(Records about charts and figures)
····················
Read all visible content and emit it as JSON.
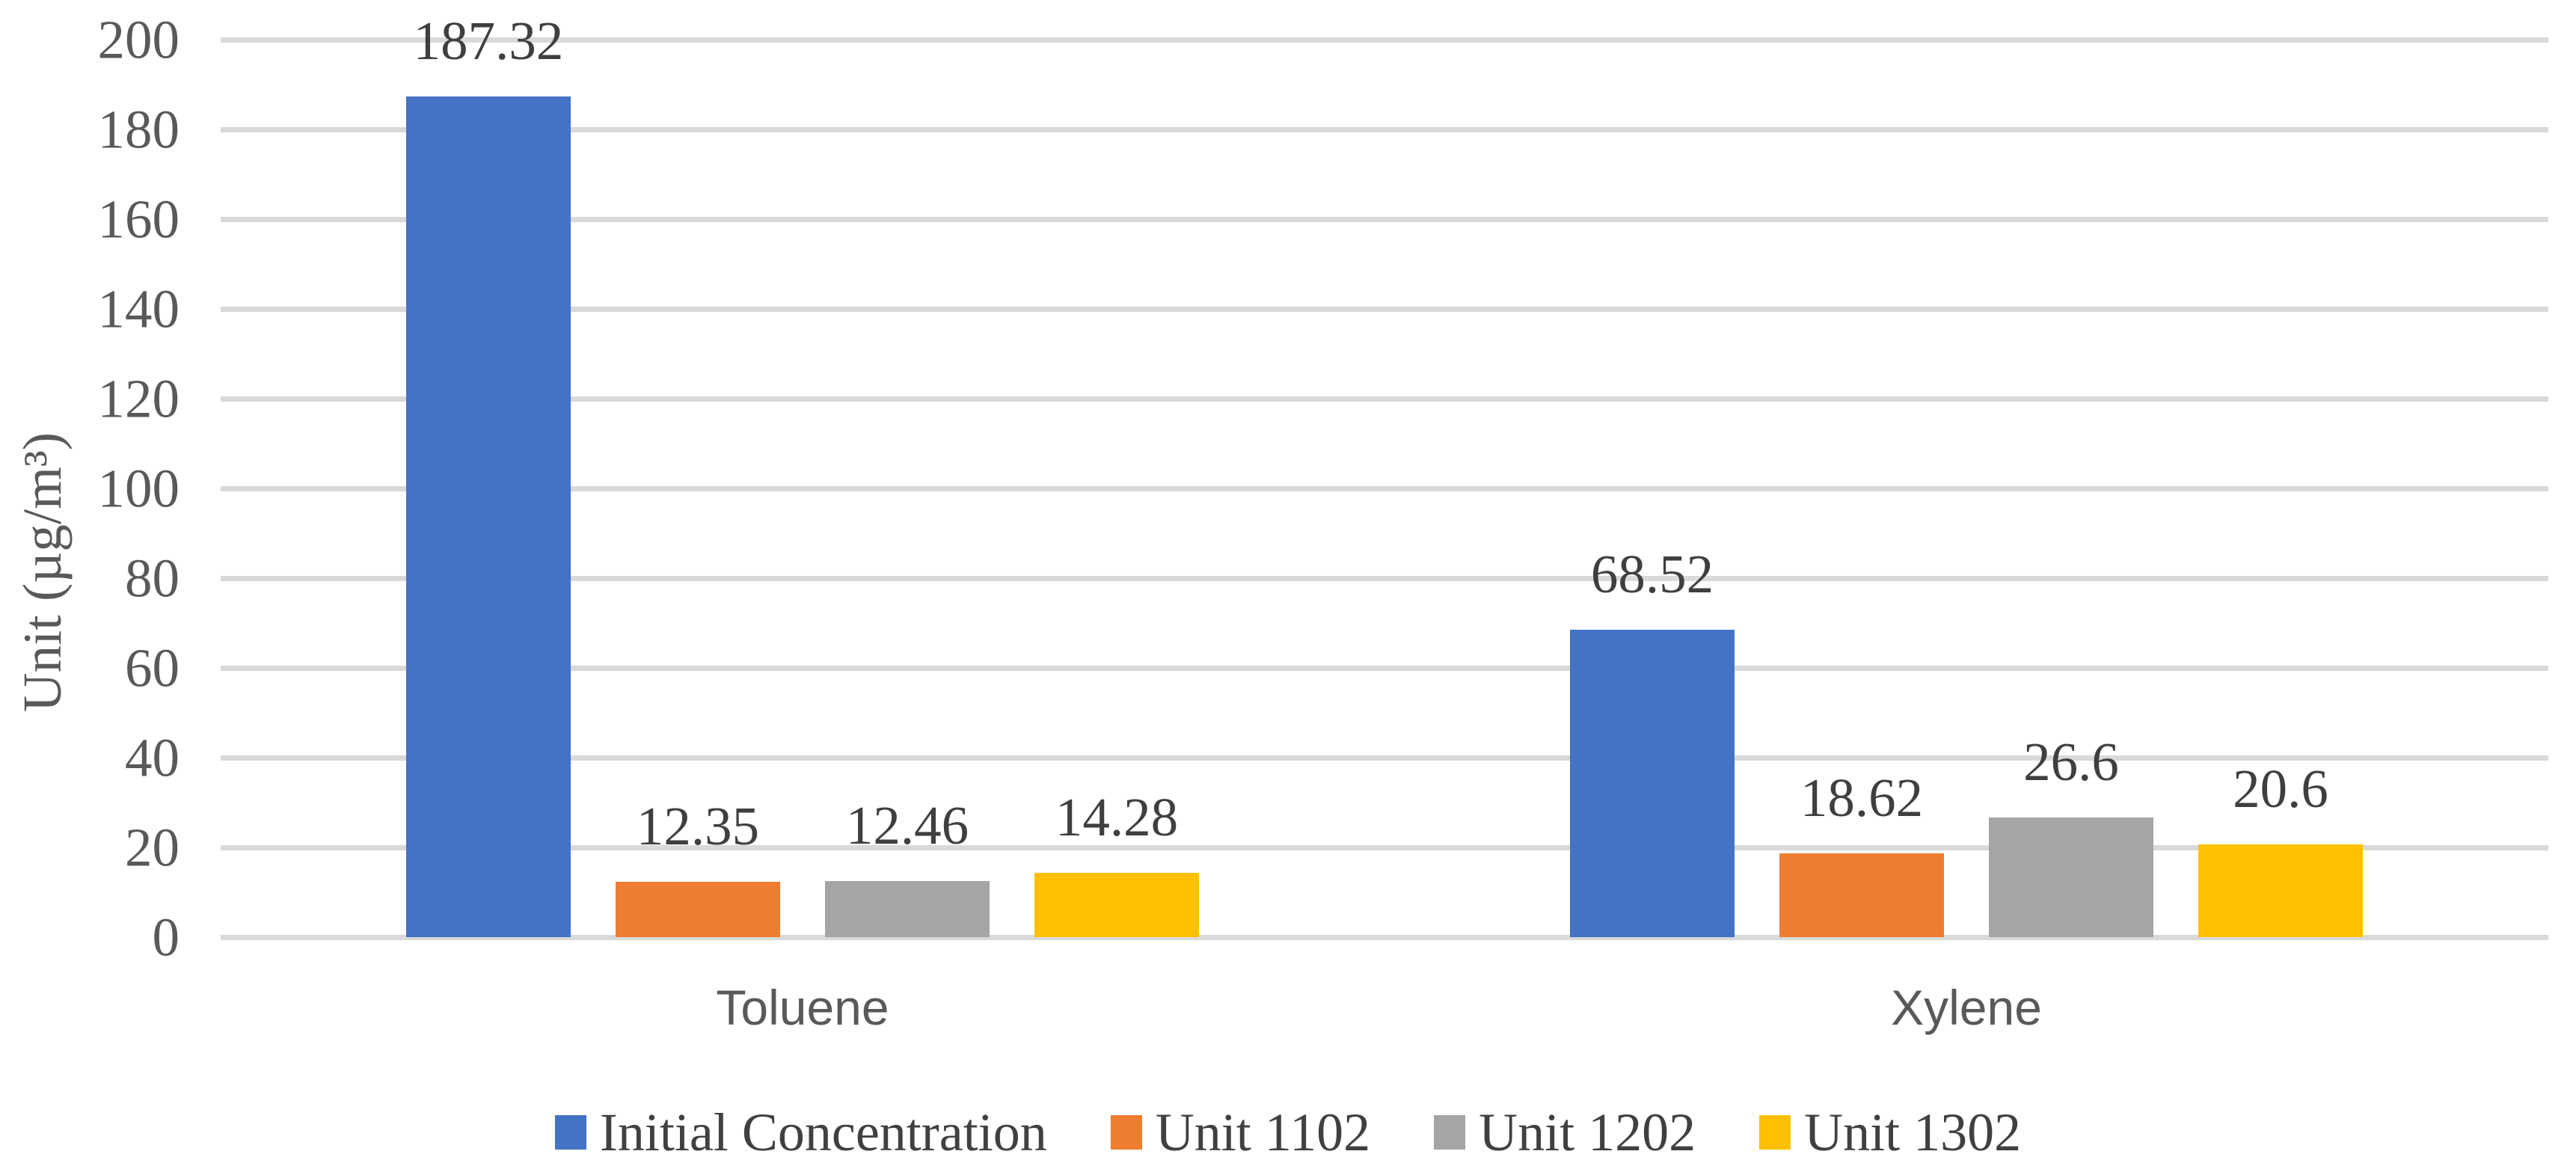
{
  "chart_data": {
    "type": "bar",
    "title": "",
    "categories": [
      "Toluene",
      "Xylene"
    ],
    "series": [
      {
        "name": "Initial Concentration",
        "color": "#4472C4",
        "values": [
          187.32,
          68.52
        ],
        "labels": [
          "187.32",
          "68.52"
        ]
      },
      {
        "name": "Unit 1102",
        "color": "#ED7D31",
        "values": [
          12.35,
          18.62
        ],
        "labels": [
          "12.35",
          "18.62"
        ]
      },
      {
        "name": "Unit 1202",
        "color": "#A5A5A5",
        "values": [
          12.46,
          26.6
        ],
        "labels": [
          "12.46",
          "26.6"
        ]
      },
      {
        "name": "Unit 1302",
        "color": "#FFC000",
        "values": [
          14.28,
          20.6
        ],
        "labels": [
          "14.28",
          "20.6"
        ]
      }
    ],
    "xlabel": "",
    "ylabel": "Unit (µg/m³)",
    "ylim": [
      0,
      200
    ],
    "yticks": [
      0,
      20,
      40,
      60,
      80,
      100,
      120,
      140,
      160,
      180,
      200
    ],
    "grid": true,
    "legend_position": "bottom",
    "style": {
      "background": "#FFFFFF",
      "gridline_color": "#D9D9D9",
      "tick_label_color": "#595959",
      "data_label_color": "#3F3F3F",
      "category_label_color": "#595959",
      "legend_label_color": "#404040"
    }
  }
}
····················
**The exercise:** Omitting all images, retype each line of the records precisely.

**Completed task:**
Read all visible content and emit it as JSON.
{
  "chart_data": {
    "type": "bar",
    "title": "",
    "categories": [
      "Toluene",
      "Xylene"
    ],
    "series": [
      {
        "name": "Initial Concentration",
        "color": "#4472C4",
        "values": [
          187.32,
          68.52
        ],
        "labels": [
          "187.32",
          "68.52"
        ]
      },
      {
        "name": "Unit 1102",
        "color": "#ED7D31",
        "values": [
          12.35,
          18.62
        ],
        "labels": [
          "12.35",
          "18.62"
        ]
      },
      {
        "name": "Unit 1202",
        "color": "#A5A5A5",
        "values": [
          12.46,
          26.6
        ],
        "labels": [
          "12.46",
          "26.6"
        ]
      },
      {
        "name": "Unit 1302",
        "color": "#FFC000",
        "values": [
          14.28,
          20.6
        ],
        "labels": [
          "14.28",
          "20.6"
        ]
      }
    ],
    "xlabel": "",
    "ylabel": "Unit (µg/m³)",
    "ylim": [
      0,
      200
    ],
    "yticks": [
      0,
      20,
      40,
      60,
      80,
      100,
      120,
      140,
      160,
      180,
      200
    ],
    "grid": true,
    "legend_position": "bottom",
    "style": {
      "background": "#FFFFFF",
      "gridline_color": "#D9D9D9",
      "tick_label_color": "#595959",
      "data_label_color": "#3F3F3F",
      "category_label_color": "#595959",
      "legend_label_color": "#404040"
    }
  }
}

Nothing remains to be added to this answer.